What is expected: Every entry must be duplicated precisely as written.

Listing:

★ ★ ★

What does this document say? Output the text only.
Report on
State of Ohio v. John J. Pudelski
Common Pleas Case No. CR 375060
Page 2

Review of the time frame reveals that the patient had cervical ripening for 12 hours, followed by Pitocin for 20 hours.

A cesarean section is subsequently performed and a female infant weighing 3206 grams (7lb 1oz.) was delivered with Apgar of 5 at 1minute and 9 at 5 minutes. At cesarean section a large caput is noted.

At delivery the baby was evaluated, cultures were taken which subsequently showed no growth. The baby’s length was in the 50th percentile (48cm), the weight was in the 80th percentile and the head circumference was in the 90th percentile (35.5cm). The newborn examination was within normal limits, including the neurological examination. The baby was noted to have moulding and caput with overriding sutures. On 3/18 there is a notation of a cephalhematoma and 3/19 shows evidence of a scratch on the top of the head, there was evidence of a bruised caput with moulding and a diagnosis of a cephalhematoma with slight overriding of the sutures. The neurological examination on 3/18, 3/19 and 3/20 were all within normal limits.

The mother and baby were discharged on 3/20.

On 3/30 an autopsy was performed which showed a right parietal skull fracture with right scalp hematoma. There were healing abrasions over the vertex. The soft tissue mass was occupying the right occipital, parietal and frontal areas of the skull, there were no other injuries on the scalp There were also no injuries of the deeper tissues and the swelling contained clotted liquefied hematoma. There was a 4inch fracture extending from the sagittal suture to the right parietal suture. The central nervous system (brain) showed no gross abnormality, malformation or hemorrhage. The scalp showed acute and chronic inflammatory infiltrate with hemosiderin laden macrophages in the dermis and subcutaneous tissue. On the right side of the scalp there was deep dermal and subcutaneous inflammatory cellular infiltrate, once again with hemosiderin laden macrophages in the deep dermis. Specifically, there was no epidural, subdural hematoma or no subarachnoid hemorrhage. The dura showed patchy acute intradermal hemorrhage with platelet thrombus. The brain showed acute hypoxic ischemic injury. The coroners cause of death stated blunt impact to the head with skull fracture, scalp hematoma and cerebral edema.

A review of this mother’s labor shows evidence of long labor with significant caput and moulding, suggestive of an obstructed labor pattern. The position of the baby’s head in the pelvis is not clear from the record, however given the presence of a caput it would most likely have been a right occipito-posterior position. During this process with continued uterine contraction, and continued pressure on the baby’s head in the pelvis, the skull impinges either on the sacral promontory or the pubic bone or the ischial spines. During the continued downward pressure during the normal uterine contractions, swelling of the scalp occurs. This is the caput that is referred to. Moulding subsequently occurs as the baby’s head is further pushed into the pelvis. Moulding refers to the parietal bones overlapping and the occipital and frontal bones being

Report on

★ ★ ★

Answer in full:
What does this document say? Output the text only.
Report on
State of Ohio v. John J. Pudelski
Common Pleas Case No. CR 375060
Page 2

Review of the time frame reveals that the patient had cervical ripening for 12 hours, followed by Pitocin for 20 hours.

A cesarean section is subsequently performed and a female infant weighing 3206 grams (7lb 1oz.) was delivered with Apgar of 5 at 1minute and 9 at 5 minutes. At cesarean section a large caput is noted.

At delivery the baby was evaluated, cultures were taken which subsequently showed no growth. The baby’s length was in the 50th percentile (48cm), the weight was in the 80th percentile and the head circumference was in the 90th percentile (35.5cm). The newborn examination was within normal limits, including the neurological examination. The baby was noted to have moulding and caput with overriding sutures. On 3/18 there is a notation of a cephalhematoma and 3/19 shows evidence of a scratch on the top of the head, there was evidence of a bruised caput with moulding and a diagnosis of a cephalhematoma with slight overriding of the sutures. The neurological examination on 3/18, 3/19 and 3/20 were all within normal limits.

The mother and baby were discharged on 3/20.

On 3/30 an autopsy was performed which showed a right parietal skull fracture with right scalp hematoma. There were healing abrasions over the vertex. The soft tissue mass was occupying the right occipital, parietal and frontal areas of the skull, there were no other injuries on the scalp There were also no injuries of the deeper tissues and the swelling contained clotted liquefied hematoma. There was a 4inch fracture extending from the sagittal suture to the right parietal suture. The central nervous system (brain) showed no gross abnormality, malformation or hemorrhage. The scalp showed acute and chronic inflammatory infiltrate with hemosiderin laden macrophages in the dermis and subcutaneous tissue. On the right side of the scalp there was deep dermal and subcutaneous inflammatory cellular infiltrate, once again with hemosiderin laden macrophages in the deep dermis. Specifically, there was no epidural, subdural hematoma or no subarachnoid hemorrhage. The dura showed patchy acute intradermal hemorrhage with platelet thrombus. The brain showed acute hypoxic ischemic injury. The coroners cause of death stated blunt impact to the head with skull fracture, scalp hematoma and cerebral edema.

A review of this mother’s labor shows evidence of long labor with significant caput and moulding, suggestive of an obstructed labor pattern. The position of the baby’s head in the pelvis is not clear from the record, however given the presence of a caput it would most likely have been a right occipito-posterior position. During this process with continued uterine contraction, and continued pressure on the baby’s head in the pelvis, the skull impinges either on the sacral promontory or the pubic bone or the ischial spines. During the continued downward pressure during the normal uterine contractions, swelling of the scalp occurs. This is the caput that is referred to. Moulding subsequently occurs as the baby’s head is further pushed into the pelvis. Moulding refers to the parietal bones overlapping and the occipital and frontal bones being

Report on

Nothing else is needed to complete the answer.